Write out the passage of the Hugo Boss earnings article below, word for word, from "Fourth-quarter sales were" to "analysts' expectations overall.".

- _Extract_:

★ ★ ★ ★ ★ ★ ★

Düsseldorf (Reuters) - Hugo Boss has achieved record figures for the second year in a row despite the economic downturn in 2023.

The men's and women's outfitter announced on Tuesday that the fourth quarter had provided a tailwind. "Sales and profits rose by double digits in the important final quarter despite the current difficult global market environment," explained CEO Daniel Grieder. Nevertheless, investors had expected a higher profit. The share fell by ten percent at times to 59.60 euros and led the list of losers in the MDax small cap index by some distance.

Fourth-quarter sales were in line with expectations, but EBIT was lower, commented analysts at JP Morgan. Higher marketing expenses may have had a negative impact. Experts at Deutsche Bank explained that EBIT was exactly in line with their estimates, but had missed analysts' expectations overall.

According to initial calculations, turnover increased by 13 percent to 1.177 billion euros in the fourth quarter. EBIT climbed by 17 percent to 121 million. All regions contributed to growth, especially Asia with an increase of 33 percent and America with 18 percent. Boss also scored in the online business with an increase of 26 percent.

★ ★ ★ ★ ★ ★ ★

- _Data rows_:
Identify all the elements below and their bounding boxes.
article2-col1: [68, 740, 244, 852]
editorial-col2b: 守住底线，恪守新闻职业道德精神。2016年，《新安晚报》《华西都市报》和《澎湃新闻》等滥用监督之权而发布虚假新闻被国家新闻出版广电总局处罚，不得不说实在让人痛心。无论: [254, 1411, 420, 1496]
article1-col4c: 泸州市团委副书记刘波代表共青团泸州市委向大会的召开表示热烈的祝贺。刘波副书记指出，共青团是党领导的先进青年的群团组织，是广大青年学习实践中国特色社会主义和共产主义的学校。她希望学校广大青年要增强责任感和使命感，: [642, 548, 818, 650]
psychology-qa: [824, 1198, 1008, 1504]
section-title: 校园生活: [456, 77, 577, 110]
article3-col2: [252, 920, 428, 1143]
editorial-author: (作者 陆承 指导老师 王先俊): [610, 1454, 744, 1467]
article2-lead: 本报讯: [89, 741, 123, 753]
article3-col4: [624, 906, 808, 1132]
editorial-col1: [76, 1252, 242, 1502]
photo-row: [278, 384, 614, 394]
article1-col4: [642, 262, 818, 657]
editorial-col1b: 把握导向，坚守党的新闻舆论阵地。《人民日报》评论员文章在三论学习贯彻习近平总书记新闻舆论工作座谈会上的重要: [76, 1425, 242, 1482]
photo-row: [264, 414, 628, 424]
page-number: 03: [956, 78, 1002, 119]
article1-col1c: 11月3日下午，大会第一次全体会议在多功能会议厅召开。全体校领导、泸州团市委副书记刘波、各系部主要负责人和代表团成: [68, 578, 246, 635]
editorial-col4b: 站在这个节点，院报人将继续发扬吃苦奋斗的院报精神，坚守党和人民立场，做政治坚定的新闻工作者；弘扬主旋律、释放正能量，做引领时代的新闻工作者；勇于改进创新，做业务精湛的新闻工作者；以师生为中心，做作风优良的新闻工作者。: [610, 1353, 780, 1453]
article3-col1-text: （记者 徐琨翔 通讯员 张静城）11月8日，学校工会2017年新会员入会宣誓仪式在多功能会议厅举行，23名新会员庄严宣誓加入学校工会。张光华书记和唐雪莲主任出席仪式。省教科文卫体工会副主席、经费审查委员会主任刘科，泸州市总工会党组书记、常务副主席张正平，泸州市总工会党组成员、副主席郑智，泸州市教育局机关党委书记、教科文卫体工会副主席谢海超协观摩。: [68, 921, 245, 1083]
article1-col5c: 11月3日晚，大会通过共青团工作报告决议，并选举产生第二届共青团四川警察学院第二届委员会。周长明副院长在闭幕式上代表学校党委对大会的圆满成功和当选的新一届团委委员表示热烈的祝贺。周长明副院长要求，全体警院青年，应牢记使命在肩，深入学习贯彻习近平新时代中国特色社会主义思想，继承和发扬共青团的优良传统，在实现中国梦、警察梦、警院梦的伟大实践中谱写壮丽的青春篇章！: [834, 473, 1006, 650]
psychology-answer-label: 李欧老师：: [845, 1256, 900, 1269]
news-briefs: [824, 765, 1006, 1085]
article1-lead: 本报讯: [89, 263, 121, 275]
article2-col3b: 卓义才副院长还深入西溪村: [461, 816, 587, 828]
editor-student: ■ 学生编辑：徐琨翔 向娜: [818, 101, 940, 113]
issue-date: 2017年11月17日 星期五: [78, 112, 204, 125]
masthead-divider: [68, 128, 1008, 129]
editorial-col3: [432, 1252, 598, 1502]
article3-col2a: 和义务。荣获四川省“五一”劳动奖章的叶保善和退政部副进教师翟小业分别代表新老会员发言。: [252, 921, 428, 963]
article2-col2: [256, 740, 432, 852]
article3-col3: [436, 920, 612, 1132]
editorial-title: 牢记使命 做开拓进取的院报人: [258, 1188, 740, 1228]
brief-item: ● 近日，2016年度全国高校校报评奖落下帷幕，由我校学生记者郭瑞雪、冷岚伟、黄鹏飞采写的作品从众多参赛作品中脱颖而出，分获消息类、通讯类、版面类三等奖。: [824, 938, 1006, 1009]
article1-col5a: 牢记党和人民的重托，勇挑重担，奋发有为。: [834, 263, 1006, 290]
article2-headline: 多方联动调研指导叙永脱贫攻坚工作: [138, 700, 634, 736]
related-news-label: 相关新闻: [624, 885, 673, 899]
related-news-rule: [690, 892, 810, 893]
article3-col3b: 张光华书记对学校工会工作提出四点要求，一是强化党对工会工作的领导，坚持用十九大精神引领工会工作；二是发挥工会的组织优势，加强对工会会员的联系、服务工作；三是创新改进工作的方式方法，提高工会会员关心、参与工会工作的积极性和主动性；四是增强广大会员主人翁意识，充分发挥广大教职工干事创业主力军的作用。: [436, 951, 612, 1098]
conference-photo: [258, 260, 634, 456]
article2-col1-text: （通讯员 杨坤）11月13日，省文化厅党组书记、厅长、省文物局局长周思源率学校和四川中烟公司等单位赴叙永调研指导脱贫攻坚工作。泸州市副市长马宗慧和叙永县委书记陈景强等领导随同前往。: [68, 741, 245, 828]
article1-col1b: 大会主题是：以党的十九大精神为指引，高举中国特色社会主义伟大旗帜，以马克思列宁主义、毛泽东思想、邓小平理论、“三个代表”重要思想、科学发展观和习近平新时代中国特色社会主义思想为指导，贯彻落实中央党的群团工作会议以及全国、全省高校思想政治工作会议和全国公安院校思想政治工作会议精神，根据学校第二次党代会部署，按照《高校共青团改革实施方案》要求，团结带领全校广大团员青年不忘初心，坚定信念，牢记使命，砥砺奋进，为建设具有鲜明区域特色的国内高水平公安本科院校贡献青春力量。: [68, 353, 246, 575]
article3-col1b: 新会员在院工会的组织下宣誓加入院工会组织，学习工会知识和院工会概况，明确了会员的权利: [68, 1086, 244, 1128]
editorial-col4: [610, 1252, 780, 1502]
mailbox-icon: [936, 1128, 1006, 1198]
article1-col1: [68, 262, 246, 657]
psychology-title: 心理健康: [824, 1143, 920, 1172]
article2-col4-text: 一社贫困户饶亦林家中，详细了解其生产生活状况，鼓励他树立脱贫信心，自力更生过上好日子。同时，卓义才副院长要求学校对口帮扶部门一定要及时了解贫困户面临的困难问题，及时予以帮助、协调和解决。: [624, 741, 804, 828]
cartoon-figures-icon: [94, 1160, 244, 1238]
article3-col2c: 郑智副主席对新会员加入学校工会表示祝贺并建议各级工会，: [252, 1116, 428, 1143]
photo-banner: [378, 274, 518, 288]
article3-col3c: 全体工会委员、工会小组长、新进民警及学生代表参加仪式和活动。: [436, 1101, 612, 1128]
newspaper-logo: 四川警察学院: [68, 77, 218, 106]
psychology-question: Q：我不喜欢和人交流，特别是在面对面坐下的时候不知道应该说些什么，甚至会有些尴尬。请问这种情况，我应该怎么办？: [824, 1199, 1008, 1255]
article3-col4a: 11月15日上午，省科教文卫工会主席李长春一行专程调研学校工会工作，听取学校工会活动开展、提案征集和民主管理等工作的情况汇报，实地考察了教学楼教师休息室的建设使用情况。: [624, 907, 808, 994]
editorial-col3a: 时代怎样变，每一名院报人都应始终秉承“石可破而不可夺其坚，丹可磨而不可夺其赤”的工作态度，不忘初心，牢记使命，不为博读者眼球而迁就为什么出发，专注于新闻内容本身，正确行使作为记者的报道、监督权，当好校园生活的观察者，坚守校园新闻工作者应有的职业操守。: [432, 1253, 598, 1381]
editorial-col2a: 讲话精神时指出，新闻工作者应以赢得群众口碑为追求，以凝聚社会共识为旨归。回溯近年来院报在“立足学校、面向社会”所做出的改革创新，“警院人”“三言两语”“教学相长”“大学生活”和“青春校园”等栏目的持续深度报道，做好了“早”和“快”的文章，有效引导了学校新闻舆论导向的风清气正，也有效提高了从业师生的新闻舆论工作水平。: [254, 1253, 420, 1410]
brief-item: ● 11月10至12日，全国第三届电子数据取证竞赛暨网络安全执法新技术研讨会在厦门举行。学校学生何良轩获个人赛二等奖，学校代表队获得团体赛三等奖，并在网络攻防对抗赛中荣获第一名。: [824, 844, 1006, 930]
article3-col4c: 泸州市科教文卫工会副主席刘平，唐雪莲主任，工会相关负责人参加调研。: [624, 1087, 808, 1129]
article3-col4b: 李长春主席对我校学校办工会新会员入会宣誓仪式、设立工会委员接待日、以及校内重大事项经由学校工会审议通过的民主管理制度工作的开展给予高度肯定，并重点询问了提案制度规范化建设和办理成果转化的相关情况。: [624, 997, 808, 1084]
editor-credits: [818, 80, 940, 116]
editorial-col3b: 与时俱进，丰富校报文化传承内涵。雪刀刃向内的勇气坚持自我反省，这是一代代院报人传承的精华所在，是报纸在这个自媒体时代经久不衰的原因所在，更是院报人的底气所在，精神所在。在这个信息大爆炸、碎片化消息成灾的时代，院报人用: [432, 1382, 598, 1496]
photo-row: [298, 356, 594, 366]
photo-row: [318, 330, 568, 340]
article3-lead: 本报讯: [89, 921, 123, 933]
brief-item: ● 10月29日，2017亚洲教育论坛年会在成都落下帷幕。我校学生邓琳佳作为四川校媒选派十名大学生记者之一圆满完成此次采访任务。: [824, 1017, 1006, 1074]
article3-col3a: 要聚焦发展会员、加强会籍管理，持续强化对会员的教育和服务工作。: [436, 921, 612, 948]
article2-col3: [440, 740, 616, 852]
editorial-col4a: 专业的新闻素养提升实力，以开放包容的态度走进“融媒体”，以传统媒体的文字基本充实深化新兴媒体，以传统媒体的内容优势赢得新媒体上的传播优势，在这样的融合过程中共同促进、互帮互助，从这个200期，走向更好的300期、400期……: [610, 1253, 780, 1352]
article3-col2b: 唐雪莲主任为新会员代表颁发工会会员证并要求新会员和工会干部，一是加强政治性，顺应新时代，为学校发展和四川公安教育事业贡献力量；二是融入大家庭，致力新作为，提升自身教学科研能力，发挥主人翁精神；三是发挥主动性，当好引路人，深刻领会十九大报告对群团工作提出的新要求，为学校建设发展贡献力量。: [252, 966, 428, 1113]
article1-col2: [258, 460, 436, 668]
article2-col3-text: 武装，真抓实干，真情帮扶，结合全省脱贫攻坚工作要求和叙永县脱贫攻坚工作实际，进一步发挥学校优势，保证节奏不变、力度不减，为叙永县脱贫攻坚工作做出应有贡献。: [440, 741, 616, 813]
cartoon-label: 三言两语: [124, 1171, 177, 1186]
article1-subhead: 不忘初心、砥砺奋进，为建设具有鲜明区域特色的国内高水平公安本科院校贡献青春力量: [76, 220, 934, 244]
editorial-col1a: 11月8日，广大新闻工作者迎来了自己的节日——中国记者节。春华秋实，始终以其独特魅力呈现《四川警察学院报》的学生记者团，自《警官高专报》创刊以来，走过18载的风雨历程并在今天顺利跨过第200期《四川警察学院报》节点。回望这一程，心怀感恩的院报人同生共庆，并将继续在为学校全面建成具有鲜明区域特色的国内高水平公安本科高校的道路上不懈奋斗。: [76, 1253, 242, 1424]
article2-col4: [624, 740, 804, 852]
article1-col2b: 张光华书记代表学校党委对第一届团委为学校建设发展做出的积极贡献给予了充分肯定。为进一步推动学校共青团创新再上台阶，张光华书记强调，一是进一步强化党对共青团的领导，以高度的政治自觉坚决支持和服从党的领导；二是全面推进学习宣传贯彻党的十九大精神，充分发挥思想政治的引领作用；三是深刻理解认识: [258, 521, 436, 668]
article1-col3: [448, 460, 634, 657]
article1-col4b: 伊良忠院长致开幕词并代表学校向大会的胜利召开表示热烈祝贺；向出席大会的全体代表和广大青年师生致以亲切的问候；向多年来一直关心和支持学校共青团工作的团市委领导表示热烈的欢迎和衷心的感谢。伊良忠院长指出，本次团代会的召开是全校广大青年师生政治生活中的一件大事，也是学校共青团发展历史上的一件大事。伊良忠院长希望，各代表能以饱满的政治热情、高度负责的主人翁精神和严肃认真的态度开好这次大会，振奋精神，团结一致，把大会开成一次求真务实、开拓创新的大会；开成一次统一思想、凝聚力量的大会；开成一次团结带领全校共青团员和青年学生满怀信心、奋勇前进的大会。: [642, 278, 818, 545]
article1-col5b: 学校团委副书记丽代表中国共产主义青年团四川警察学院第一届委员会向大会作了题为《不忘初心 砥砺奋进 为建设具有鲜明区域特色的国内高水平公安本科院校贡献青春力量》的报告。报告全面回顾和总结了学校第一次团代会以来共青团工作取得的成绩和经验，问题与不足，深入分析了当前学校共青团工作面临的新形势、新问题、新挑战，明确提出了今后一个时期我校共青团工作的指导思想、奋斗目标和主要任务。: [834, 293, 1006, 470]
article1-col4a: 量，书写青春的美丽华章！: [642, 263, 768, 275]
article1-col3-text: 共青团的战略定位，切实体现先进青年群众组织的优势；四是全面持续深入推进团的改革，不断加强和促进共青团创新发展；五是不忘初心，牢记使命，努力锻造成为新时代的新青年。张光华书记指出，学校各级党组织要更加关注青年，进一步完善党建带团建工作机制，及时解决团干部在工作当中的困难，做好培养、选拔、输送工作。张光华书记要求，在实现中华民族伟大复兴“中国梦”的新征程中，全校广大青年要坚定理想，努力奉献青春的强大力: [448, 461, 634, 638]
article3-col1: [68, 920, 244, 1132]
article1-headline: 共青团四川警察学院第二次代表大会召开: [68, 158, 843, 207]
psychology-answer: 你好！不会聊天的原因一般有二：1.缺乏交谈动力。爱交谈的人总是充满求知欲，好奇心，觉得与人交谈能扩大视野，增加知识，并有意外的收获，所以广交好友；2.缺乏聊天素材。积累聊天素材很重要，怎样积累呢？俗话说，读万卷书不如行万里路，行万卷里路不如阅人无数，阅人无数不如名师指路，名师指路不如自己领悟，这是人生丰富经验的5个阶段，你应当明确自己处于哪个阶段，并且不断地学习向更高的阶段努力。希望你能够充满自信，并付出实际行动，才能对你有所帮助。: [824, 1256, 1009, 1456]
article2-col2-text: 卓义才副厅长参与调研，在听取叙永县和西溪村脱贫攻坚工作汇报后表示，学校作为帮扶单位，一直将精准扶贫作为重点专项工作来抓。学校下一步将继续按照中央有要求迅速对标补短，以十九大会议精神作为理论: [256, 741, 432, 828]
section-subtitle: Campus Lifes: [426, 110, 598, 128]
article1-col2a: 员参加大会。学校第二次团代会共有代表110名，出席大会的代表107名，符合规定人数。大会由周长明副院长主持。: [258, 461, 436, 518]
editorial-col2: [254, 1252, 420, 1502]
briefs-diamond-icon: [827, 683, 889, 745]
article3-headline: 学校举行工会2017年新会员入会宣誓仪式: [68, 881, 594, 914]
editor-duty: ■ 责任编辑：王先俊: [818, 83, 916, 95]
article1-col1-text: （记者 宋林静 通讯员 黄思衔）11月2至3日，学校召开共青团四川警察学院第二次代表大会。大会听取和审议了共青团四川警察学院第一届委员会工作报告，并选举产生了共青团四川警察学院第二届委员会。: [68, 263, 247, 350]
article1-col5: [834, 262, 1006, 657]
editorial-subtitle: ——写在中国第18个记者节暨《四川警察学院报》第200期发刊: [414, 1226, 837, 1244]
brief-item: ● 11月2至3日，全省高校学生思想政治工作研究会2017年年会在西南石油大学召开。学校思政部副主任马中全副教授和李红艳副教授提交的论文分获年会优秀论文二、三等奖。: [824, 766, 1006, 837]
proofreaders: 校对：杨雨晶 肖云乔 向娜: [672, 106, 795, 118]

★ ★ ★ ★ ★ ★ ★

- _Exercise result_:
Fourth-quarter sales were in line with expectations, but EBIT was lower, commented analysts at JP Morgan. Higher marketing expenses may have had a negative impact. Experts at Deutsche Bank explained that EBIT was exactly in line with their estimates, but had missed analysts' expectations overall.